::: Record list

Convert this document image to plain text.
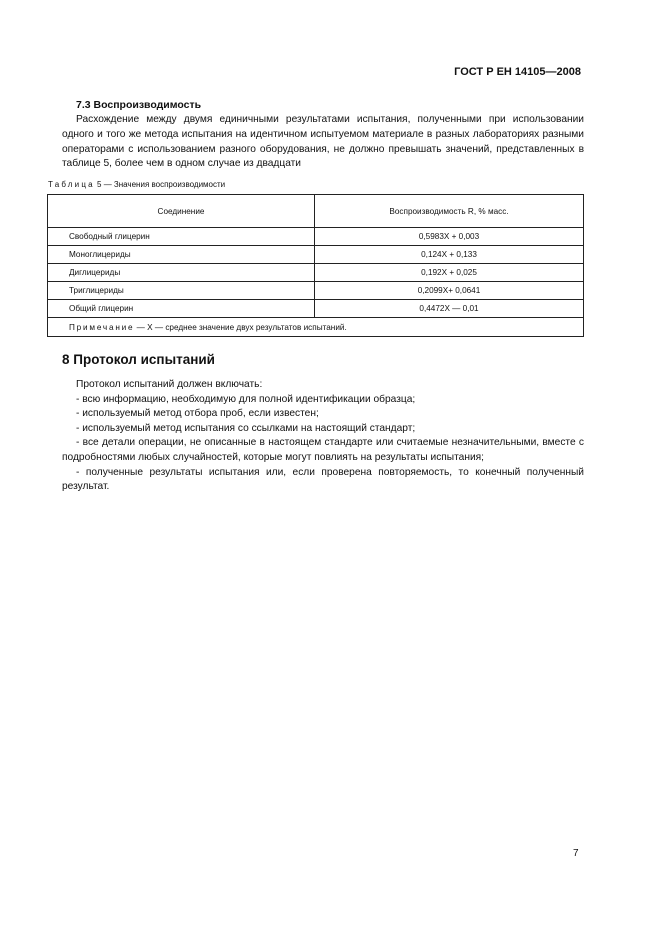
ГОСТ Р ЕН 14105—2008
7.3 Воспроизводимость
Расхождение между двумя единичными результатами испытания, полученными при использовании одного и того же метода испытания на идентичном испытуемом материале в разных лабораториях разными операторами с использованием разного оборудования, не должно превышать значений, представленных в таблице 5, более чем в одном случае из двадцати
Таблица 5 — Значения воспроизводимости
Соединение	Воспроизводимость R, % масс.
Свободный глицерин	0,5983X + 0,003
Моноглицериды	0,124X + 0,133
Диглицериды	0,192X + 0,025
Триглицериды	0,2099X+ 0,0641
Общий глицерин	0,4472X — 0,01
Примечание — X — среднее значение двух результатов испытаний.	
8 Протокол испытаний
Протокол испытаний должен включать:
- всю информацию, необходимую для полной идентификации образца;
- используемый метод отбора проб, если известен;
- используемый метод испытания со ссылками на настоящий стандарт;
- все детали операции, не описанные в настоящем стандарте или считаемые незначительными, вместе с подробностями любых случайностей, которые могут повлиять на результаты испытания;
- полученные результаты испытания или, если проверена повторяемость, то конечный полученный результат.
7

::::::

What is asked: Quote the records above in full, dropping each picture.

Response to this exercise:
Convert this document image to plain text.
ГОСТ Р ЕН 14105—2008
7.3 Воспроизводимость
Расхождение между двумя единичными результатами испытания, полученными при использовании одного и того же метода испытания на идентичном испытуемом материале в разных лабораториях разными операторами с использованием разного оборудования, не должно превышать значений, представленных в таблице 5, более чем в одном случае из двадцати
Таблица 5 — Значения воспроизводимости
Соединение	Воспроизводимость R, % масс.
Свободный глицерин	0,5983X + 0,003
Моноглицериды	0,124X + 0,133
Диглицериды	0,192X + 0,025
Триглицериды	0,2099X+ 0,0641
Общий глицерин	0,4472X — 0,01
Примечание — X — среднее значение двух результатов испытаний.	
8 Протокол испытаний
Протокол испытаний должен включать:
- всю информацию, необходимую для полной идентификации образца;
- используемый метод отбора проб, если известен;
- используемый метод испытания со ссылками на настоящий стандарт;
- все детали операции, не описанные в настоящем стандарте или считаемые незначительными, вместе с подробностями любых случайностей, которые могут повлиять на результаты испытания;
- полученные результаты испытания или, если проверена повторяемость, то конечный полученный результат.
7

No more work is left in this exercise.